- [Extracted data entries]
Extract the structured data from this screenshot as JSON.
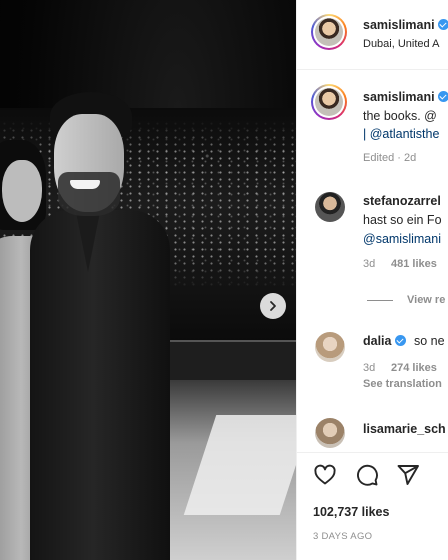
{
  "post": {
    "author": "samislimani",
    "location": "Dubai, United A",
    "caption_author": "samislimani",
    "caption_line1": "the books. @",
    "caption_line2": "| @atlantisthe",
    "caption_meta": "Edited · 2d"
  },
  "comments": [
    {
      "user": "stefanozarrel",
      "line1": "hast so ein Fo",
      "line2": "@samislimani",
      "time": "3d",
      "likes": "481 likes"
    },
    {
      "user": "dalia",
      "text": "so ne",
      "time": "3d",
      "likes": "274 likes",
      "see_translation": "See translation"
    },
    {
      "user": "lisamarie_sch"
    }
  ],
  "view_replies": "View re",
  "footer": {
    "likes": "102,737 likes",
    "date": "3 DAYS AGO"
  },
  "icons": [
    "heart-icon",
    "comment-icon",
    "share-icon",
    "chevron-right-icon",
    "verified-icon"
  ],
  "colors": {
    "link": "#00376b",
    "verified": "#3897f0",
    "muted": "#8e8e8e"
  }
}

* * *

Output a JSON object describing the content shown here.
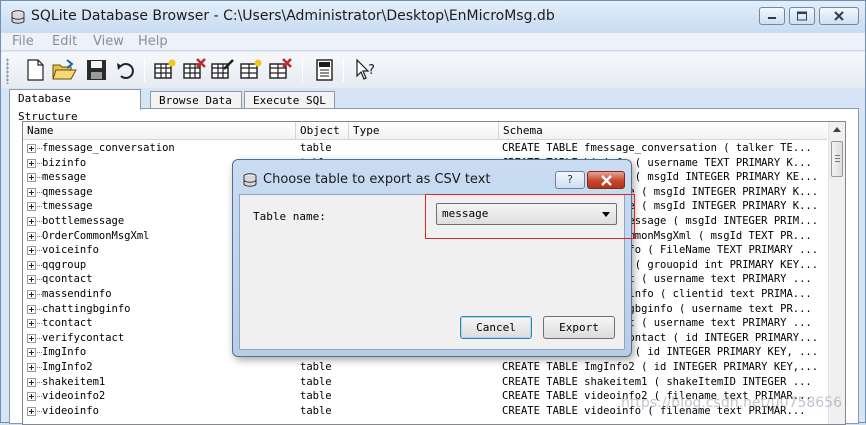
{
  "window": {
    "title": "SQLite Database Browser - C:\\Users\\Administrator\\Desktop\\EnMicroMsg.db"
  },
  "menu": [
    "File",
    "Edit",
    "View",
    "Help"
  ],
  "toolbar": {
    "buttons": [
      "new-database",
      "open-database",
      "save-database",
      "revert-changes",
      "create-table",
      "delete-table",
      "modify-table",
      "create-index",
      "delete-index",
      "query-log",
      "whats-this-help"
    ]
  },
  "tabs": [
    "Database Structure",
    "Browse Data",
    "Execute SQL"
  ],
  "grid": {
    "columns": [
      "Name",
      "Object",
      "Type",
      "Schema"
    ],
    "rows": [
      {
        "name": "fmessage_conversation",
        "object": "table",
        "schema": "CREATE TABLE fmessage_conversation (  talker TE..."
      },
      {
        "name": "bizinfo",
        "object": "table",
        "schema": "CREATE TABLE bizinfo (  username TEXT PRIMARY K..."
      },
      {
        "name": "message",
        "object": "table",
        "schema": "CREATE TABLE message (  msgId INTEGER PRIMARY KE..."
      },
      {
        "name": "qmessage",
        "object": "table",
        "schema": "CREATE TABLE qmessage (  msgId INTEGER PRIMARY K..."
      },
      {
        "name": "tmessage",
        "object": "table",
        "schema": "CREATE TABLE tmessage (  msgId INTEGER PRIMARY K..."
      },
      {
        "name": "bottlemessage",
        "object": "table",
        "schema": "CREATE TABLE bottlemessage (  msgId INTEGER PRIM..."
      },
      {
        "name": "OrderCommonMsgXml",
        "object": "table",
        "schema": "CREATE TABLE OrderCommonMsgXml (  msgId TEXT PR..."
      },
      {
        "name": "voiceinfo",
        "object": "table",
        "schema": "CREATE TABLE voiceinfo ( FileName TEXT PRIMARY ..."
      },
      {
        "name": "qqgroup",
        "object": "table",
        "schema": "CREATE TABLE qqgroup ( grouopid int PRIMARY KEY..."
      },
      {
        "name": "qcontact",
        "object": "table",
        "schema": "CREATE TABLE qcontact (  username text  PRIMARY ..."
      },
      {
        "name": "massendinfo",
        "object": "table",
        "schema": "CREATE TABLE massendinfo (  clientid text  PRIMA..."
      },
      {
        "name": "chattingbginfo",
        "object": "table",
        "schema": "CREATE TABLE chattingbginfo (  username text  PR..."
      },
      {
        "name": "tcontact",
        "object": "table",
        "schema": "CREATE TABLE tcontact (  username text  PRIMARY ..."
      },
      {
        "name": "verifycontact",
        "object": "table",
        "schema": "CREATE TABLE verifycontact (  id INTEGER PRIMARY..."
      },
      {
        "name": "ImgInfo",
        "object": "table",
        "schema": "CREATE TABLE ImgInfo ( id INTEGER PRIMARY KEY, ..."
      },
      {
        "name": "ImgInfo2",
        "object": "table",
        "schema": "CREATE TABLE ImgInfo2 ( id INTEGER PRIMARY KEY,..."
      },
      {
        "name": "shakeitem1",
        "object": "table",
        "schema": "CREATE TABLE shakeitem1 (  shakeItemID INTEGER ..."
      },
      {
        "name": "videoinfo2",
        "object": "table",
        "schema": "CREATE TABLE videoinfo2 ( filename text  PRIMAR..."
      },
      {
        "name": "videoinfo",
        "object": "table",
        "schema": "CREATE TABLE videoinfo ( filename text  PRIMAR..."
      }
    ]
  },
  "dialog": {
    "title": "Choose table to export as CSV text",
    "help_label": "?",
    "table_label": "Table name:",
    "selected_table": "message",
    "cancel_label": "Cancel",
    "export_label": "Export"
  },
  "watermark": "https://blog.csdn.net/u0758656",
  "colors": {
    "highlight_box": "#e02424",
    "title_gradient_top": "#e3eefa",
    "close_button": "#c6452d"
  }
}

- [EXERCISE BRIEF]
Above are the records. Identify each line that contains the word "massendinfo".

- [ANSWER TO THIS PROBLEM]
        "name": "massendinfo",
        "schema": "CREATE TABLE massendinfo (  clientid text  PRIMA..."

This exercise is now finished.